> [Input for this task]

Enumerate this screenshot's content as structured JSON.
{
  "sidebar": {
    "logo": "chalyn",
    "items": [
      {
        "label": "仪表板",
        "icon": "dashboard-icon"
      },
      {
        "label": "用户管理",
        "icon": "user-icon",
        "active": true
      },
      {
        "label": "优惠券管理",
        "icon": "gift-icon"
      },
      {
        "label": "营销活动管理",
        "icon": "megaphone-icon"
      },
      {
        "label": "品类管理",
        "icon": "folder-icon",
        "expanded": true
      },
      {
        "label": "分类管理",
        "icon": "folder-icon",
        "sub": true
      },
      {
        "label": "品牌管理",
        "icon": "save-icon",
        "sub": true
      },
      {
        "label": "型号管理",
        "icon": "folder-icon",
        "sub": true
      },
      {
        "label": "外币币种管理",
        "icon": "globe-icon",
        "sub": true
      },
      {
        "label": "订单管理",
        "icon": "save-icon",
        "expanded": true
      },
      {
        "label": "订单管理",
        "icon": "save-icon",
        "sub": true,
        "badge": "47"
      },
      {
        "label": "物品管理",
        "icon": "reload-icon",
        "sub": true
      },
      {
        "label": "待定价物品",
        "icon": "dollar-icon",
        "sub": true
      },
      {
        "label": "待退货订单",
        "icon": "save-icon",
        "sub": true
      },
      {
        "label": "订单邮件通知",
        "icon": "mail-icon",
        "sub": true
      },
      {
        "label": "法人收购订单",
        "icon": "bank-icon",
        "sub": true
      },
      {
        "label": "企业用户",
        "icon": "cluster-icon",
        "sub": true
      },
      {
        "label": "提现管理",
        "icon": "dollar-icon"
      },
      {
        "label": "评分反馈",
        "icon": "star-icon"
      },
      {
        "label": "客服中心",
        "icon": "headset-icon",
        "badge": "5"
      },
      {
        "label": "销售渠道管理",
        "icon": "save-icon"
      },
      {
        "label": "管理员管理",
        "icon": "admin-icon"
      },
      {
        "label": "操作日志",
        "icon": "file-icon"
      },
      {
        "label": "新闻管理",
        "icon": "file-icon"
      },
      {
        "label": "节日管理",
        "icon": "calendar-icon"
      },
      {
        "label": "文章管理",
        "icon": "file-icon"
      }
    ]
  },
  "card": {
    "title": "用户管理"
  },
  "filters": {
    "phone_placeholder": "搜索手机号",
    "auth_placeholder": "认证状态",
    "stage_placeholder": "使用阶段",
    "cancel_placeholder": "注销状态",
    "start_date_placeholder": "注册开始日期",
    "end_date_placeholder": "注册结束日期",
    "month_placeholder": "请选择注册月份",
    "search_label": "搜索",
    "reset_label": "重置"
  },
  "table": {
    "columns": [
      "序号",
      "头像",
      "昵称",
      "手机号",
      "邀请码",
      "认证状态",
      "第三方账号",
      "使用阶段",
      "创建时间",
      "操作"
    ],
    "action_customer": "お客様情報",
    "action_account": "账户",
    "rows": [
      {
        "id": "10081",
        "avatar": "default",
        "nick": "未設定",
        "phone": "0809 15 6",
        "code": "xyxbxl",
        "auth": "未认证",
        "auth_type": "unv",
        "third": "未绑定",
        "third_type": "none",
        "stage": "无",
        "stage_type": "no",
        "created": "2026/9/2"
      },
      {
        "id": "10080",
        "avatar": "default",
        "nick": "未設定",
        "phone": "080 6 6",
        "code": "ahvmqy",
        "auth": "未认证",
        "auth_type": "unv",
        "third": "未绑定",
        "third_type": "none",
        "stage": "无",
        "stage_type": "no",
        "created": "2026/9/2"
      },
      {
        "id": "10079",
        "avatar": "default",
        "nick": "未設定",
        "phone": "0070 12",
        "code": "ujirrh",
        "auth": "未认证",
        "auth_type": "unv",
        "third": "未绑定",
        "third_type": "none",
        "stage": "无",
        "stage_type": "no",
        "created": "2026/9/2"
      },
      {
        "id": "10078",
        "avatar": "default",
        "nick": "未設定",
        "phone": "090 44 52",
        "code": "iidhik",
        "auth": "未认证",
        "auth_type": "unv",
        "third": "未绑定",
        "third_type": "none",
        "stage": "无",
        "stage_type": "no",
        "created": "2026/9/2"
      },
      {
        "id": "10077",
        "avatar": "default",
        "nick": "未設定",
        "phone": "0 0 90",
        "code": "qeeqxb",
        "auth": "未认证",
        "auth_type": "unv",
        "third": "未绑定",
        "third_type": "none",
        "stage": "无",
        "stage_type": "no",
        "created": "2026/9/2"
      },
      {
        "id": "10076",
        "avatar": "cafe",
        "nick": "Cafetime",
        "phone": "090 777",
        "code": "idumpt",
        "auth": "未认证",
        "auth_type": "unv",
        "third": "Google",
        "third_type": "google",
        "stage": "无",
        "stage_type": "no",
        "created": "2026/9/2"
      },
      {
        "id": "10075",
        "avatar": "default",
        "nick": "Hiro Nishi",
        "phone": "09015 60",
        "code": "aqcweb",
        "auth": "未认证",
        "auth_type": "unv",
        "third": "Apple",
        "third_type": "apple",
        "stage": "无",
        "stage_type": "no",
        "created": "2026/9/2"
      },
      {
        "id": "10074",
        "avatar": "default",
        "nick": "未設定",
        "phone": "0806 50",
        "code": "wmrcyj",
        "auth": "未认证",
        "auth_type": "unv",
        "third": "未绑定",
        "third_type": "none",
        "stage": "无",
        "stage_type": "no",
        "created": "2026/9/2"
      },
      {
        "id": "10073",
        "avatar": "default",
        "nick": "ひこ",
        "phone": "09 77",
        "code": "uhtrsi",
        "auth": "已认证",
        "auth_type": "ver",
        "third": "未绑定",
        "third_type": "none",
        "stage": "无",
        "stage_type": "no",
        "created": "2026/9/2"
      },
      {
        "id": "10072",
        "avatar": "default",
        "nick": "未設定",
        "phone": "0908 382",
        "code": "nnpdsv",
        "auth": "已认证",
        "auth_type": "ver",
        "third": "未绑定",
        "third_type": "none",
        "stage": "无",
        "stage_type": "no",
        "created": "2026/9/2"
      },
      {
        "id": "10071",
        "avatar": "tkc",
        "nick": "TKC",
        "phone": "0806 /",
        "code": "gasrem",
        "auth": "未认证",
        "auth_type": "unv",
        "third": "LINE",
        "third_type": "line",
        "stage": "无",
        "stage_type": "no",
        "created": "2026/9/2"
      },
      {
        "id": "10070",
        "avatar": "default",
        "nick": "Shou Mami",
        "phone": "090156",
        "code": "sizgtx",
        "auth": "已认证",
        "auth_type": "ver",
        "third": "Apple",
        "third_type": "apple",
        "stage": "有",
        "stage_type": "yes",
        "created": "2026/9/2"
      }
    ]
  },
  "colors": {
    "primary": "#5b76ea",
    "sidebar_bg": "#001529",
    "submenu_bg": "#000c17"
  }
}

> [Written request] Extract every record. Keep wording exact.

> [Solution below]
Enumerate this screenshot's content as structured JSON.
{
  "sidebar": {
    "logo": "chalyn",
    "items": [
      {
        "label": "仪表板",
        "icon": "dashboard-icon"
      },
      {
        "label": "用户管理",
        "icon": "user-icon",
        "active": true
      },
      {
        "label": "优惠券管理",
        "icon": "gift-icon"
      },
      {
        "label": "营销活动管理",
        "icon": "megaphone-icon"
      },
      {
        "label": "品类管理",
        "icon": "folder-icon",
        "expanded": true
      },
      {
        "label": "分类管理",
        "icon": "folder-icon",
        "sub": true
      },
      {
        "label": "品牌管理",
        "icon": "save-icon",
        "sub": true
      },
      {
        "label": "型号管理",
        "icon": "folder-icon",
        "sub": true
      },
      {
        "label": "外币币种管理",
        "icon": "globe-icon",
        "sub": true
      },
      {
        "label": "订单管理",
        "icon": "save-icon",
        "expanded": true
      },
      {
        "label": "订单管理",
        "icon": "save-icon",
        "sub": true,
        "badge": "47"
      },
      {
        "label": "物品管理",
        "icon": "reload-icon",
        "sub": true
      },
      {
        "label": "待定价物品",
        "icon": "dollar-icon",
        "sub": true
      },
      {
        "label": "待退货订单",
        "icon": "save-icon",
        "sub": true
      },
      {
        "label": "订单邮件通知",
        "icon": "mail-icon",
        "sub": true
      },
      {
        "label": "法人收购订单",
        "icon": "bank-icon",
        "sub": true
      },
      {
        "label": "企业用户",
        "icon": "cluster-icon",
        "sub": true
      },
      {
        "label": "提现管理",
        "icon": "dollar-icon"
      },
      {
        "label": "评分反馈",
        "icon": "star-icon"
      },
      {
        "label": "客服中心",
        "icon": "headset-icon",
        "badge": "5"
      },
      {
        "label": "销售渠道管理",
        "icon": "save-icon"
      },
      {
        "label": "管理员管理",
        "icon": "admin-icon"
      },
      {
        "label": "操作日志",
        "icon": "file-icon"
      },
      {
        "label": "新闻管理",
        "icon": "file-icon"
      },
      {
        "label": "节日管理",
        "icon": "calendar-icon"
      },
      {
        "label": "文章管理",
        "icon": "file-icon"
      }
    ]
  },
  "card": {
    "title": "用户管理"
  },
  "filters": {
    "phone_placeholder": "搜索手机号",
    "auth_placeholder": "认证状态",
    "stage_placeholder": "使用阶段",
    "cancel_placeholder": "注销状态",
    "start_date_placeholder": "注册开始日期",
    "end_date_placeholder": "注册结束日期",
    "month_placeholder": "请选择注册月份",
    "search_label": "搜索",
    "reset_label": "重置"
  },
  "table": {
    "columns": [
      "序号",
      "头像",
      "昵称",
      "手机号",
      "邀请码",
      "认证状态",
      "第三方账号",
      "使用阶段",
      "创建时间",
      "操作"
    ],
    "action_customer": "お客様情報",
    "action_account": "账户",
    "rows": [
      {
        "id": "10081",
        "avatar": "default",
        "nick": "未設定",
        "phone": "0809 15 6",
        "code": "xyxbxl",
        "auth": "未认证",
        "auth_type": "unv",
        "third": "未绑定",
        "third_type": "none",
        "stage": "无",
        "stage_type": "no",
        "created": "2026/9/2"
      },
      {
        "id": "10080",
        "avatar": "default",
        "nick": "未設定",
        "phone": "080 6 6",
        "code": "ahvmqy",
        "auth": "未认证",
        "auth_type": "unv",
        "third": "未绑定",
        "third_type": "none",
        "stage": "无",
        "stage_type": "no",
        "created": "2026/9/2"
      },
      {
        "id": "10079",
        "avatar": "default",
        "nick": "未設定",
        "phone": "0070 12",
        "code": "ujirrh",
        "auth": "未认证",
        "auth_type": "unv",
        "third": "未绑定",
        "third_type": "none",
        "stage": "无",
        "stage_type": "no",
        "created": "2026/9/2"
      },
      {
        "id": "10078",
        "avatar": "default",
        "nick": "未設定",
        "phone": "090 44 52",
        "code": "iidhik",
        "auth": "未认证",
        "auth_type": "unv",
        "third": "未绑定",
        "third_type": "none",
        "stage": "无",
        "stage_type": "no",
        "created": "2026/9/2"
      },
      {
        "id": "10077",
        "avatar": "default",
        "nick": "未設定",
        "phone": "0 0 90",
        "code": "qeeqxb",
        "auth": "未认证",
        "auth_type": "unv",
        "third": "未绑定",
        "third_type": "none",
        "stage": "无",
        "stage_type": "no",
        "created": "2026/9/2"
      },
      {
        "id": "10076",
        "avatar": "cafe",
        "nick": "Cafetime",
        "phone": "090 777",
        "code": "idumpt",
        "auth": "未认证",
        "auth_type": "unv",
        "third": "Google",
        "third_type": "google",
        "stage": "无",
        "stage_type": "no",
        "created": "2026/9/2"
      },
      {
        "id": "10075",
        "avatar": "default",
        "nick": "Hiro Nishi",
        "phone": "09015 60",
        "code": "aqcweb",
        "auth": "未认证",
        "auth_type": "unv",
        "third": "Apple",
        "third_type": "apple",
        "stage": "无",
        "stage_type": "no",
        "created": "2026/9/2"
      },
      {
        "id": "10074",
        "avatar": "default",
        "nick": "未設定",
        "phone": "0806 50",
        "code": "wmrcyj",
        "auth": "未认证",
        "auth_type": "unv",
        "third": "未绑定",
        "third_type": "none",
        "stage": "无",
        "stage_type": "no",
        "created": "2026/9/2"
      },
      {
        "id": "10073",
        "avatar": "default",
        "nick": "ひこ",
        "phone": "09 77",
        "code": "uhtrsi",
        "auth": "已认证",
        "auth_type": "ver",
        "third": "未绑定",
        "third_type": "none",
        "stage": "无",
        "stage_type": "no",
        "created": "2026/9/2"
      },
      {
        "id": "10072",
        "avatar": "default",
        "nick": "未設定",
        "phone": "0908 382",
        "code": "nnpdsv",
        "auth": "已认证",
        "auth_type": "ver",
        "third": "未绑定",
        "third_type": "none",
        "stage": "无",
        "stage_type": "no",
        "created": "2026/9/2"
      },
      {
        "id": "10071",
        "avatar": "tkc",
        "nick": "TKC",
        "phone": "0806 /",
        "code": "gasrem",
        "auth": "未认证",
        "auth_type": "unv",
        "third": "LINE",
        "third_type": "line",
        "stage": "无",
        "stage_type": "no",
        "created": "2026/9/2"
      },
      {
        "id": "10070",
        "avatar": "default",
        "nick": "Shou Mami",
        "phone": "090156",
        "code": "sizgtx",
        "auth": "已认证",
        "auth_type": "ver",
        "third": "Apple",
        "third_type": "apple",
        "stage": "有",
        "stage_type": "yes",
        "created": "2026/9/2"
      }
    ]
  },
  "colors": {
    "primary": "#5b76ea",
    "sidebar_bg": "#001529",
    "submenu_bg": "#000c17"
  }
}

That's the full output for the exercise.